**Objective**
Print the listing below exactly.

**Records**

■ ■ ■

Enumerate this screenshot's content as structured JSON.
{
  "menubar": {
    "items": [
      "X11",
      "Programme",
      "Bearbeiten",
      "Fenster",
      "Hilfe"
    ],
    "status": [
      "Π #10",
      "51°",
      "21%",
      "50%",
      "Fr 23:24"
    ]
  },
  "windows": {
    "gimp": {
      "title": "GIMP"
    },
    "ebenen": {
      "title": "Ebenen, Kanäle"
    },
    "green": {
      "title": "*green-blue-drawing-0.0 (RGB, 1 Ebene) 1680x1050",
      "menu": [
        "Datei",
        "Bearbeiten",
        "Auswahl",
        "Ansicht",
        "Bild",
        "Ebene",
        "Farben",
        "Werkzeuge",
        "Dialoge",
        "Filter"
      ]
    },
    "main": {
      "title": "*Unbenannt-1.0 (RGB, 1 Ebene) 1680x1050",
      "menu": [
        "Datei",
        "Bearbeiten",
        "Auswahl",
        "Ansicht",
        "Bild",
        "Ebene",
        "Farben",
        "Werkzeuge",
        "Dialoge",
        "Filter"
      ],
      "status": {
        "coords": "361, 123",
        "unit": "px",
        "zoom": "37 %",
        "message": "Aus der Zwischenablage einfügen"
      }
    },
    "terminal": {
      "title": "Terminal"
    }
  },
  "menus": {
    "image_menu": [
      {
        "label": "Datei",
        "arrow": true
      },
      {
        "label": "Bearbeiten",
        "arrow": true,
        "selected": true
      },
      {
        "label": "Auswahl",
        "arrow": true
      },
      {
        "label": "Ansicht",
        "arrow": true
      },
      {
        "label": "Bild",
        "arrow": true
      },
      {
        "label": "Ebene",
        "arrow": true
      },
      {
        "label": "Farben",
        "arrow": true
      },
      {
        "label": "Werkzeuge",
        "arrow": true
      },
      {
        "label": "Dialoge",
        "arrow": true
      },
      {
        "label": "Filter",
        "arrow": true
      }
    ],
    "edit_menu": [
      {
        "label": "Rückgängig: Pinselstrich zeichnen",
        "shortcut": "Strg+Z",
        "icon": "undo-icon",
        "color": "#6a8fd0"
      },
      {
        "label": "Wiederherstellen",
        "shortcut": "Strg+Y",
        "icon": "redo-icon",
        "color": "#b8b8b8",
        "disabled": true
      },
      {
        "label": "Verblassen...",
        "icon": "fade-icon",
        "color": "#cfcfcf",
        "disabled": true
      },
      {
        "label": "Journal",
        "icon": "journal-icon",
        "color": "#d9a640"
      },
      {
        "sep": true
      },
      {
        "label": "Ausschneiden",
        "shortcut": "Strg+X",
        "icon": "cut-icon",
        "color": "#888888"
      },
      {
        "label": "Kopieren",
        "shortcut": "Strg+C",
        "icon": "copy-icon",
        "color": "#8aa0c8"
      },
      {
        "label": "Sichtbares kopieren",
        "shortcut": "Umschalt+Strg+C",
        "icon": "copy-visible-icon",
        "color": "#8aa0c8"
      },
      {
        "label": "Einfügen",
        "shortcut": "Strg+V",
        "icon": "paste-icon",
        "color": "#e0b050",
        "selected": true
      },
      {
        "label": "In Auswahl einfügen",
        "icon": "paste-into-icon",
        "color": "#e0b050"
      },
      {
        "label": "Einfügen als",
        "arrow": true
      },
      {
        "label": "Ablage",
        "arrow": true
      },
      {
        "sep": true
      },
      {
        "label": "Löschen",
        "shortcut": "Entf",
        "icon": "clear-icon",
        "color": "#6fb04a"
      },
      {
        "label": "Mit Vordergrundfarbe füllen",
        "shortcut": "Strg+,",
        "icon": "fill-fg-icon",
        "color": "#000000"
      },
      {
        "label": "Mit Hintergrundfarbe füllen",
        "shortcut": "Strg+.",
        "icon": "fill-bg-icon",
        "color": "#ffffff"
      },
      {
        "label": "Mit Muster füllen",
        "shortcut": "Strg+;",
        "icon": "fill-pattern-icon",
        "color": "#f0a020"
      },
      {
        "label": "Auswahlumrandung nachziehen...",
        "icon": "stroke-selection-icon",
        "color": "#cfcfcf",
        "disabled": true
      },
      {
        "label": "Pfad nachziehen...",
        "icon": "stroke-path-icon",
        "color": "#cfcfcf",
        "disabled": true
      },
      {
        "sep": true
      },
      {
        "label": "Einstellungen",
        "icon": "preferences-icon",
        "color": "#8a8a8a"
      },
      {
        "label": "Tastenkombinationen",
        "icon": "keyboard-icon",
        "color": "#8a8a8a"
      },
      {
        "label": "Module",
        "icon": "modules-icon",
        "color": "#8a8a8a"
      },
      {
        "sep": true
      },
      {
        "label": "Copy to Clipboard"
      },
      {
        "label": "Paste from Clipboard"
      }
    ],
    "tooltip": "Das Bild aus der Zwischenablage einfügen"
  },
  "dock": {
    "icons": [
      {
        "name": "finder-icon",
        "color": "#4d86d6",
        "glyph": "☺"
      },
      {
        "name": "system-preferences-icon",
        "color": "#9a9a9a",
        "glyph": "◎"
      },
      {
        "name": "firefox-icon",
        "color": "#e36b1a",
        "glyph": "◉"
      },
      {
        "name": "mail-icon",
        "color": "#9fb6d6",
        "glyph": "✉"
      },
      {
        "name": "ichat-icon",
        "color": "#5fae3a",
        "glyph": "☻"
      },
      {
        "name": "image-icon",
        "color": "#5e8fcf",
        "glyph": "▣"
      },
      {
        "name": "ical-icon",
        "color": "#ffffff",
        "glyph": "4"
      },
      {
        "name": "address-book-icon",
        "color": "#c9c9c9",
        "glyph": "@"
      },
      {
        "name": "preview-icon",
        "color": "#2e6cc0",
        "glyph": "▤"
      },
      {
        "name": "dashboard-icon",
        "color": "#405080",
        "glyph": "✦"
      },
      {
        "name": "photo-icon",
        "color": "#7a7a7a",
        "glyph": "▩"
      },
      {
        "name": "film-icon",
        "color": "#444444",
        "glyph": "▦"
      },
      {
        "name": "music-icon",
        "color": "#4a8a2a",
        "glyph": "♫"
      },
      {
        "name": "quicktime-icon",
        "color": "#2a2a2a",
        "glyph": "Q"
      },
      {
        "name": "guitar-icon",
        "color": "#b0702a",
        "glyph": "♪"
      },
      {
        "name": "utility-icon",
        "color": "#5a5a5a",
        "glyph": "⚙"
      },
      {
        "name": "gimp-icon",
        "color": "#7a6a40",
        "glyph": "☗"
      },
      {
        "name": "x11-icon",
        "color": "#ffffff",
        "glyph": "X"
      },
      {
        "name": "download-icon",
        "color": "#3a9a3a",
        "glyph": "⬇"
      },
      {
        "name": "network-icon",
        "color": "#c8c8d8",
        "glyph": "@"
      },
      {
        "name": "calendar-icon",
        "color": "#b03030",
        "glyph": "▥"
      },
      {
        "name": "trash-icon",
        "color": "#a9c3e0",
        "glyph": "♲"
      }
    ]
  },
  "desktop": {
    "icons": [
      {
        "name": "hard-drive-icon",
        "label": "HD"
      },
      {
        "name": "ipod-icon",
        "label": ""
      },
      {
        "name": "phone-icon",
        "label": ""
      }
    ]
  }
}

■ ■ ■

**Task output**
Enumerate this screenshot's content as structured JSON.
{
  "menubar": {
    "items": [
      "X11",
      "Programme",
      "Bearbeiten",
      "Fenster",
      "Hilfe"
    ],
    "status": [
      "Π #10",
      "51°",
      "21%",
      "50%",
      "Fr 23:24"
    ]
  },
  "windows": {
    "gimp": {
      "title": "GIMP"
    },
    "ebenen": {
      "title": "Ebenen, Kanäle"
    },
    "green": {
      "title": "*green-blue-drawing-0.0 (RGB, 1 Ebene) 1680x1050",
      "menu": [
        "Datei",
        "Bearbeiten",
        "Auswahl",
        "Ansicht",
        "Bild",
        "Ebene",
        "Farben",
        "Werkzeuge",
        "Dialoge",
        "Filter"
      ]
    },
    "main": {
      "title": "*Unbenannt-1.0 (RGB, 1 Ebene) 1680x1050",
      "menu": [
        "Datei",
        "Bearbeiten",
        "Auswahl",
        "Ansicht",
        "Bild",
        "Ebene",
        "Farben",
        "Werkzeuge",
        "Dialoge",
        "Filter"
      ],
      "status": {
        "coords": "361, 123",
        "unit": "px",
        "zoom": "37 %",
        "message": "Aus der Zwischenablage einfügen"
      }
    },
    "terminal": {
      "title": "Terminal"
    }
  },
  "menus": {
    "image_menu": [
      {
        "label": "Datei",
        "arrow": true
      },
      {
        "label": "Bearbeiten",
        "arrow": true,
        "selected": true
      },
      {
        "label": "Auswahl",
        "arrow": true
      },
      {
        "label": "Ansicht",
        "arrow": true
      },
      {
        "label": "Bild",
        "arrow": true
      },
      {
        "label": "Ebene",
        "arrow": true
      },
      {
        "label": "Farben",
        "arrow": true
      },
      {
        "label": "Werkzeuge",
        "arrow": true
      },
      {
        "label": "Dialoge",
        "arrow": true
      },
      {
        "label": "Filter",
        "arrow": true
      }
    ],
    "edit_menu": [
      {
        "label": "Rückgängig: Pinselstrich zeichnen",
        "shortcut": "Strg+Z",
        "icon": "undo-icon",
        "color": "#6a8fd0"
      },
      {
        "label": "Wiederherstellen",
        "shortcut": "Strg+Y",
        "icon": "redo-icon",
        "color": "#b8b8b8",
        "disabled": true
      },
      {
        "label": "Verblassen...",
        "icon": "fade-icon",
        "color": "#cfcfcf",
        "disabled": true
      },
      {
        "label": "Journal",
        "icon": "journal-icon",
        "color": "#d9a640"
      },
      {
        "sep": true
      },
      {
        "label": "Ausschneiden",
        "shortcut": "Strg+X",
        "icon": "cut-icon",
        "color": "#888888"
      },
      {
        "label": "Kopieren",
        "shortcut": "Strg+C",
        "icon": "copy-icon",
        "color": "#8aa0c8"
      },
      {
        "label": "Sichtbares kopieren",
        "shortcut": "Umschalt+Strg+C",
        "icon": "copy-visible-icon",
        "color": "#8aa0c8"
      },
      {
        "label": "Einfügen",
        "shortcut": "Strg+V",
        "icon": "paste-icon",
        "color": "#e0b050",
        "selected": true
      },
      {
        "label": "In Auswahl einfügen",
        "icon": "paste-into-icon",
        "color": "#e0b050"
      },
      {
        "label": "Einfügen als",
        "arrow": true
      },
      {
        "label": "Ablage",
        "arrow": true
      },
      {
        "sep": true
      },
      {
        "label": "Löschen",
        "shortcut": "Entf",
        "icon": "clear-icon",
        "color": "#6fb04a"
      },
      {
        "label": "Mit Vordergrundfarbe füllen",
        "shortcut": "Strg+,",
        "icon": "fill-fg-icon",
        "color": "#000000"
      },
      {
        "label": "Mit Hintergrundfarbe füllen",
        "shortcut": "Strg+.",
        "icon": "fill-bg-icon",
        "color": "#ffffff"
      },
      {
        "label": "Mit Muster füllen",
        "shortcut": "Strg+;",
        "icon": "fill-pattern-icon",
        "color": "#f0a020"
      },
      {
        "label": "Auswahlumrandung nachziehen...",
        "icon": "stroke-selection-icon",
        "color": "#cfcfcf",
        "disabled": true
      },
      {
        "label": "Pfad nachziehen...",
        "icon": "stroke-path-icon",
        "color": "#cfcfcf",
        "disabled": true
      },
      {
        "sep": true
      },
      {
        "label": "Einstellungen",
        "icon": "preferences-icon",
        "color": "#8a8a8a"
      },
      {
        "label": "Tastenkombinationen",
        "icon": "keyboard-icon",
        "color": "#8a8a8a"
      },
      {
        "label": "Module",
        "icon": "modules-icon",
        "color": "#8a8a8a"
      },
      {
        "sep": true
      },
      {
        "label": "Copy to Clipboard"
      },
      {
        "label": "Paste from Clipboard"
      }
    ],
    "tooltip": "Das Bild aus der Zwischenablage einfügen"
  },
  "dock": {
    "icons": [
      {
        "name": "finder-icon",
        "color": "#4d86d6",
        "glyph": "☺"
      },
      {
        "name": "system-preferences-icon",
        "color": "#9a9a9a",
        "glyph": "◎"
      },
      {
        "name": "firefox-icon",
        "color": "#e36b1a",
        "glyph": "◉"
      },
      {
        "name": "mail-icon",
        "color": "#9fb6d6",
        "glyph": "✉"
      },
      {
        "name": "ichat-icon",
        "color": "#5fae3a",
        "glyph": "☻"
      },
      {
        "name": "image-icon",
        "color": "#5e8fcf",
        "glyph": "▣"
      },
      {
        "name": "ical-icon",
        "color": "#ffffff",
        "glyph": "4"
      },
      {
        "name": "address-book-icon",
        "color": "#c9c9c9",
        "glyph": "@"
      },
      {
        "name": "preview-icon",
        "color": "#2e6cc0",
        "glyph": "▤"
      },
      {
        "name": "dashboard-icon",
        "color": "#405080",
        "glyph": "✦"
      },
      {
        "name": "photo-icon",
        "color": "#7a7a7a",
        "glyph": "▩"
      },
      {
        "name": "film-icon",
        "color": "#444444",
        "glyph": "▦"
      },
      {
        "name": "music-icon",
        "color": "#4a8a2a",
        "glyph": "♫"
      },
      {
        "name": "quicktime-icon",
        "color": "#2a2a2a",
        "glyph": "Q"
      },
      {
        "name": "guitar-icon",
        "color": "#b0702a",
        "glyph": "♪"
      },
      {
        "name": "utility-icon",
        "color": "#5a5a5a",
        "glyph": "⚙"
      },
      {
        "name": "gimp-icon",
        "color": "#7a6a40",
        "glyph": "☗"
      },
      {
        "name": "x11-icon",
        "color": "#ffffff",
        "glyph": "X"
      },
      {
        "name": "download-icon",
        "color": "#3a9a3a",
        "glyph": "⬇"
      },
      {
        "name": "network-icon",
        "color": "#c8c8d8",
        "glyph": "@"
      },
      {
        "name": "calendar-icon",
        "color": "#b03030",
        "glyph": "▥"
      },
      {
        "name": "trash-icon",
        "color": "#a9c3e0",
        "glyph": "♲"
      }
    ]
  },
  "desktop": {
    "icons": [
      {
        "name": "hard-drive-icon",
        "label": "HD"
      },
      {
        "name": "ipod-icon",
        "label": ""
      },
      {
        "name": "phone-icon",
        "label": ""
      }
    ]
  }
}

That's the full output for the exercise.